* **TASK OBJECTIVE**
From the entries below, pull out each line where "text" appears.
_____
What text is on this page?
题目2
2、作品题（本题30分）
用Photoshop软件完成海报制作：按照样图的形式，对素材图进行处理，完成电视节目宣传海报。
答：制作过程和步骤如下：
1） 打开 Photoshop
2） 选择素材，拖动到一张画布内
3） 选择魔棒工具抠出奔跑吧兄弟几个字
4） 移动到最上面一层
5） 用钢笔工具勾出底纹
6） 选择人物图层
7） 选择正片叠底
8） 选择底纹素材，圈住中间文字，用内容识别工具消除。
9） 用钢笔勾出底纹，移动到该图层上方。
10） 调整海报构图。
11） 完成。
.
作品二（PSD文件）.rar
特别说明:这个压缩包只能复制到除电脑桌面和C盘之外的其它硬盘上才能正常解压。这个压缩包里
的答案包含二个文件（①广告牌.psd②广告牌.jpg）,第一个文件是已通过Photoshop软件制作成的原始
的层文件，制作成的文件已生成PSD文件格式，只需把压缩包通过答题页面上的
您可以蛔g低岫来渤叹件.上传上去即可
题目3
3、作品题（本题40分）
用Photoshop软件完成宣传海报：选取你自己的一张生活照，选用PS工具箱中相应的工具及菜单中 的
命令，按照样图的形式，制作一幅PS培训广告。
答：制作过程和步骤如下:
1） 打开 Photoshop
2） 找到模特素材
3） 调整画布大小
_____
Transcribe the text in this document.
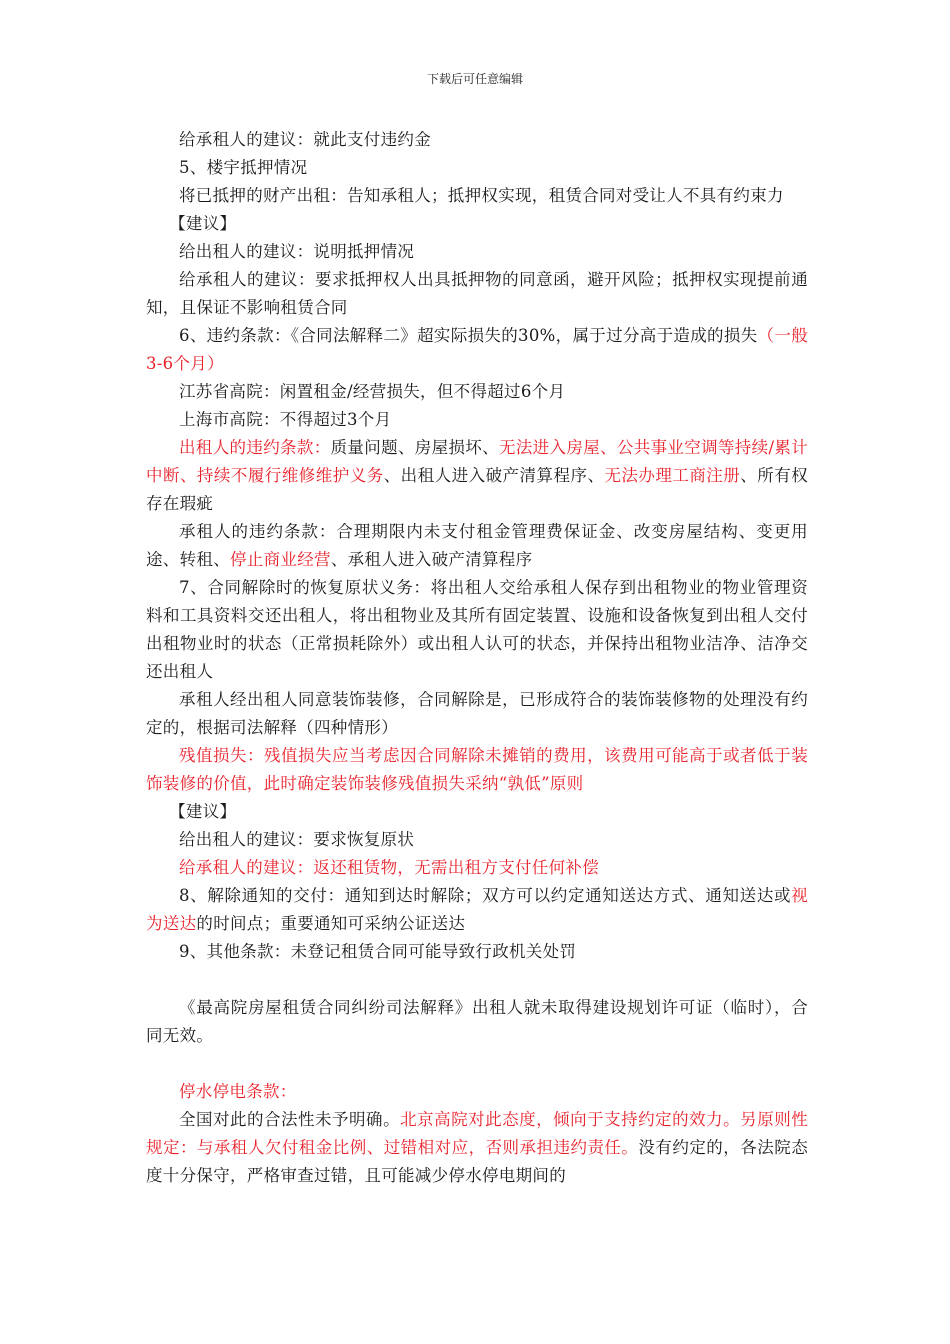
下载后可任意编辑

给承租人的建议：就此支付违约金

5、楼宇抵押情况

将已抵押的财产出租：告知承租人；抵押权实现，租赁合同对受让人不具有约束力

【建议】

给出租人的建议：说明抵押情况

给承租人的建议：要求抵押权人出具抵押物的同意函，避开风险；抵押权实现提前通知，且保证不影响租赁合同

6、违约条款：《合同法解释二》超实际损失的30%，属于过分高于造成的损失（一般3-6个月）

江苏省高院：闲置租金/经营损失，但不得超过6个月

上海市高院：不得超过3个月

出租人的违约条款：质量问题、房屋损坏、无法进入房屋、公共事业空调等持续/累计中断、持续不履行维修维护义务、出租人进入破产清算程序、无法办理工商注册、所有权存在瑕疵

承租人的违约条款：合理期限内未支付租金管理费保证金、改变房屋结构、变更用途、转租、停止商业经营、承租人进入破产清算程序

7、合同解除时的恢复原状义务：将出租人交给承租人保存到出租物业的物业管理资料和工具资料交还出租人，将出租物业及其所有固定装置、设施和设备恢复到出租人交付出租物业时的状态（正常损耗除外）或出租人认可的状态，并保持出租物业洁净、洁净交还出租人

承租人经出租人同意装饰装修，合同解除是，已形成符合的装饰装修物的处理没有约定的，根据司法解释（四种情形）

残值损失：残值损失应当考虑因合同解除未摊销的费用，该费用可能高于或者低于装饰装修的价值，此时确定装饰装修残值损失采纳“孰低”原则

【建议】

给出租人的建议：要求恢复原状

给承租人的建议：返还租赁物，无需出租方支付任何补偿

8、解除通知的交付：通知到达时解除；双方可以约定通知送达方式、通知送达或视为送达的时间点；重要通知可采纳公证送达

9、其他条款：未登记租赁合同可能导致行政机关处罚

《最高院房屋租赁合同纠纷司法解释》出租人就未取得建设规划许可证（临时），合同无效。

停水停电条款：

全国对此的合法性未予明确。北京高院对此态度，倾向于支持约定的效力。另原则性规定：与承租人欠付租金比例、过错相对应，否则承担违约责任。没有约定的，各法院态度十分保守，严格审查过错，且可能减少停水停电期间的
_____
* **SOLUTION**
What text is on this page?
Transcribe the text in this document.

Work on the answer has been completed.